Written instruction.
Show each line from the listing that includes the word "xlabel".

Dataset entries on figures
[START]

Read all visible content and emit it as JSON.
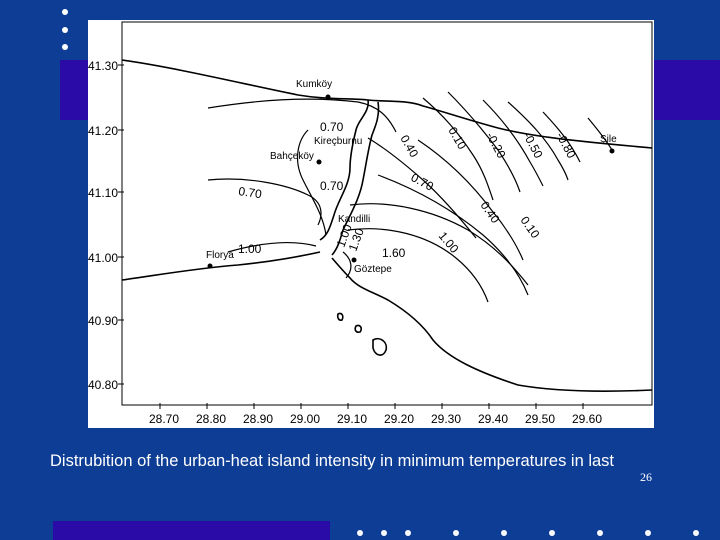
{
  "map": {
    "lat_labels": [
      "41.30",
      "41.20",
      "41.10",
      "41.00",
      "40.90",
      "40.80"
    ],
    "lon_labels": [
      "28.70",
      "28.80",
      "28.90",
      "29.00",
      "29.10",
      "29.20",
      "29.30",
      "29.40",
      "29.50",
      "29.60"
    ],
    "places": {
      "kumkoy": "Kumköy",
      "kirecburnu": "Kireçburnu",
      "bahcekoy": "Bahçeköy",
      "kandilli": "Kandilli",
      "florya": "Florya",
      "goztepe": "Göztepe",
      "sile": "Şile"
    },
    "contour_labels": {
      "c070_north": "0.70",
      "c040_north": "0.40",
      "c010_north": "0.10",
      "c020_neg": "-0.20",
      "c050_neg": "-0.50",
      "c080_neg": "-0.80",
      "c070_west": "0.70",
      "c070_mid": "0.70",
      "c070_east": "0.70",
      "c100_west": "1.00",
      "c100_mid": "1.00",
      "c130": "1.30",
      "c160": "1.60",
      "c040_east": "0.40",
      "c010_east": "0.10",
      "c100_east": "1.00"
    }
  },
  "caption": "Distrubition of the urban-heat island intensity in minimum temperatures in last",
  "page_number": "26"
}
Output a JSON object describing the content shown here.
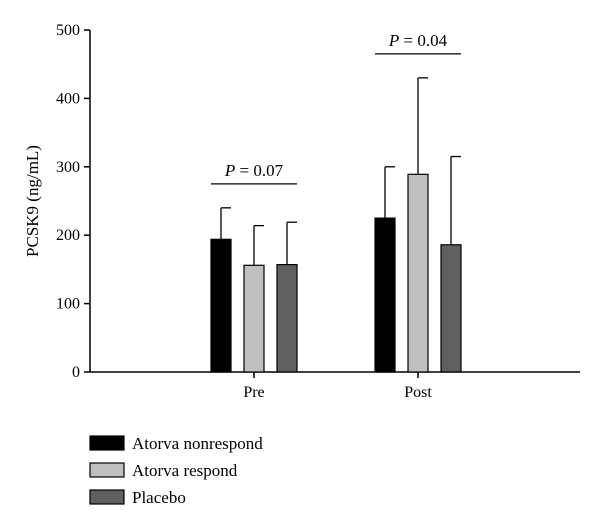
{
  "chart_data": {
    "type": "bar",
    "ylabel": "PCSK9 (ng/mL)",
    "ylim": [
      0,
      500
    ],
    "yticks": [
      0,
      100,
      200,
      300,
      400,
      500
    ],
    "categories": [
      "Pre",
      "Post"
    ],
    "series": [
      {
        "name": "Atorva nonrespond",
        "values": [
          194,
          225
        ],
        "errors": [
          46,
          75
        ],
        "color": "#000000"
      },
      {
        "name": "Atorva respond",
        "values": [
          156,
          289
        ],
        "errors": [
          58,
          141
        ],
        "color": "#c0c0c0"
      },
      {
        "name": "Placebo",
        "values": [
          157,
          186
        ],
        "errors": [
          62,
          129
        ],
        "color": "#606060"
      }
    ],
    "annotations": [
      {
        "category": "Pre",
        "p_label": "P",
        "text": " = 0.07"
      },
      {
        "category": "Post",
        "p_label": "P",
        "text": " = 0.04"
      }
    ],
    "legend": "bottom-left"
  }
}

[END]
[START]

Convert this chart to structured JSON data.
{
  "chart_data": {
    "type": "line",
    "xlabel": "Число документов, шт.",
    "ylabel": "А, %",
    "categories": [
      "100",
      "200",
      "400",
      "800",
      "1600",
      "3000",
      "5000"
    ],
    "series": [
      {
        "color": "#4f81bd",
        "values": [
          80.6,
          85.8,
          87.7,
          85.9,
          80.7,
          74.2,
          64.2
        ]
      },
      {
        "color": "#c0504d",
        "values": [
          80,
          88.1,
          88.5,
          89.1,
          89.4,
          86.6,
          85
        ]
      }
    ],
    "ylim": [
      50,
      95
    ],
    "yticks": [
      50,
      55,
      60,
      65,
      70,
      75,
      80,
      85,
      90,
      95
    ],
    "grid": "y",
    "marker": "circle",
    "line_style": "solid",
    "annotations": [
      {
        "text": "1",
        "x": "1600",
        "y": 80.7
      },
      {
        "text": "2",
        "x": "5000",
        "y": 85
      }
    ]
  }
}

[END]
[START]

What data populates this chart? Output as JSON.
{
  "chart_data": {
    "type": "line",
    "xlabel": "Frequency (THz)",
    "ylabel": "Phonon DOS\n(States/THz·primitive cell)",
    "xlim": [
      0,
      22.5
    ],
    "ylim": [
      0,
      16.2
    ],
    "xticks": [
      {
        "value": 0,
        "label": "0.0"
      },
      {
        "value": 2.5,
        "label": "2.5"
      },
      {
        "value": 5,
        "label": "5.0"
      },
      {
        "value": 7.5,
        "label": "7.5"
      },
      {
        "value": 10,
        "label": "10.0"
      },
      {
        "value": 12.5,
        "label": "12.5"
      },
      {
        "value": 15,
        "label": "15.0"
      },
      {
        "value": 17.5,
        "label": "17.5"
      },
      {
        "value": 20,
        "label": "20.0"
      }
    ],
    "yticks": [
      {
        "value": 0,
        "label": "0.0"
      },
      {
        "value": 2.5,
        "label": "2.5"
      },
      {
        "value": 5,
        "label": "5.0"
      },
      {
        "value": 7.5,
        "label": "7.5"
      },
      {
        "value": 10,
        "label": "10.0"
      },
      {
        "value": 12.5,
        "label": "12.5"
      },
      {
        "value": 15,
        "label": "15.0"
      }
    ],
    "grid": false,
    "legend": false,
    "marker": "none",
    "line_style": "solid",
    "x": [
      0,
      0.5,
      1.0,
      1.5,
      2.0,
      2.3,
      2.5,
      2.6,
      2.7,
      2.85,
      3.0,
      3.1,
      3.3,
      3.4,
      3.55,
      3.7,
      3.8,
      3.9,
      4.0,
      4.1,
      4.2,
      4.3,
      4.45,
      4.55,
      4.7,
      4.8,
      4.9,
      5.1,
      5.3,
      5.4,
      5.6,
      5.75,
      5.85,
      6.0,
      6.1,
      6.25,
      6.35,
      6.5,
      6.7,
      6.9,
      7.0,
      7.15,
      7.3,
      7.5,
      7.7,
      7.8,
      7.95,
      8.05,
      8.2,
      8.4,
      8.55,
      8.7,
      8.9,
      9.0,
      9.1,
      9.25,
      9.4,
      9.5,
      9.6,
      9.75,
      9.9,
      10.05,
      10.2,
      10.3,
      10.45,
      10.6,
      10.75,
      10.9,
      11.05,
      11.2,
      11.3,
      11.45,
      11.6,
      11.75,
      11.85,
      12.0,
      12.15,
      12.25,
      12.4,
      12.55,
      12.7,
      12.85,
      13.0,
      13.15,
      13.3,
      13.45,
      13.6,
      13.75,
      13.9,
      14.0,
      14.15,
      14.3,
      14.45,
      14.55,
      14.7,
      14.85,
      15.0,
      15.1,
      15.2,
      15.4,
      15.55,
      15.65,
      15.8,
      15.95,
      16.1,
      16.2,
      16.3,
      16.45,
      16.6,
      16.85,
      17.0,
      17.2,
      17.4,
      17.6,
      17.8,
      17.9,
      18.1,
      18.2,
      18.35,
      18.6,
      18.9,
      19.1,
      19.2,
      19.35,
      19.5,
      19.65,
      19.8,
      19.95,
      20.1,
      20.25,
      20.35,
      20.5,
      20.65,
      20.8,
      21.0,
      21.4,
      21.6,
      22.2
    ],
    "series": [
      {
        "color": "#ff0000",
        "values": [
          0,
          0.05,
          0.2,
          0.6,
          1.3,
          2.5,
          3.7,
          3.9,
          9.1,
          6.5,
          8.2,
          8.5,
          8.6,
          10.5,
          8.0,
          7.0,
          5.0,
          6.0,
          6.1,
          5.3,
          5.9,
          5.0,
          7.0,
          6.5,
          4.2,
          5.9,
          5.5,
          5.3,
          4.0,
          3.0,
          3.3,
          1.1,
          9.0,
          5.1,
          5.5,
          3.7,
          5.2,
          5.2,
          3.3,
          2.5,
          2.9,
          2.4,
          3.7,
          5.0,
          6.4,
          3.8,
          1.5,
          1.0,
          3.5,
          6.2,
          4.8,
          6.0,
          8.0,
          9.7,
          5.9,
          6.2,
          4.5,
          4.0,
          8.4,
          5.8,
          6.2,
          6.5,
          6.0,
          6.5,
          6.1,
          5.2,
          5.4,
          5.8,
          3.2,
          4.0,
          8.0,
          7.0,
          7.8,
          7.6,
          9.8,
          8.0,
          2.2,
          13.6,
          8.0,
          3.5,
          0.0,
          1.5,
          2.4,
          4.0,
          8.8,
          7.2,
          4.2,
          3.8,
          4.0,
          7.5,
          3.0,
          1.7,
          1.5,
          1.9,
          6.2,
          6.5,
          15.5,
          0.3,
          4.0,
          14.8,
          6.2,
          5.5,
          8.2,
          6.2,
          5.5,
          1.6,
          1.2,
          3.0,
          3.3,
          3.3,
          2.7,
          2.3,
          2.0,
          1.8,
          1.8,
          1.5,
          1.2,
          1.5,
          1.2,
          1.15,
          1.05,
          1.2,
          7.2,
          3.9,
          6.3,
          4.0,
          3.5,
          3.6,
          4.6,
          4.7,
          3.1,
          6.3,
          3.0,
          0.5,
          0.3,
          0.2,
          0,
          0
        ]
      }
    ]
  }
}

[END]

Exercise result.
    "xlabel": "Число документов, шт.",
    "xlabel": "Frequency (THz)",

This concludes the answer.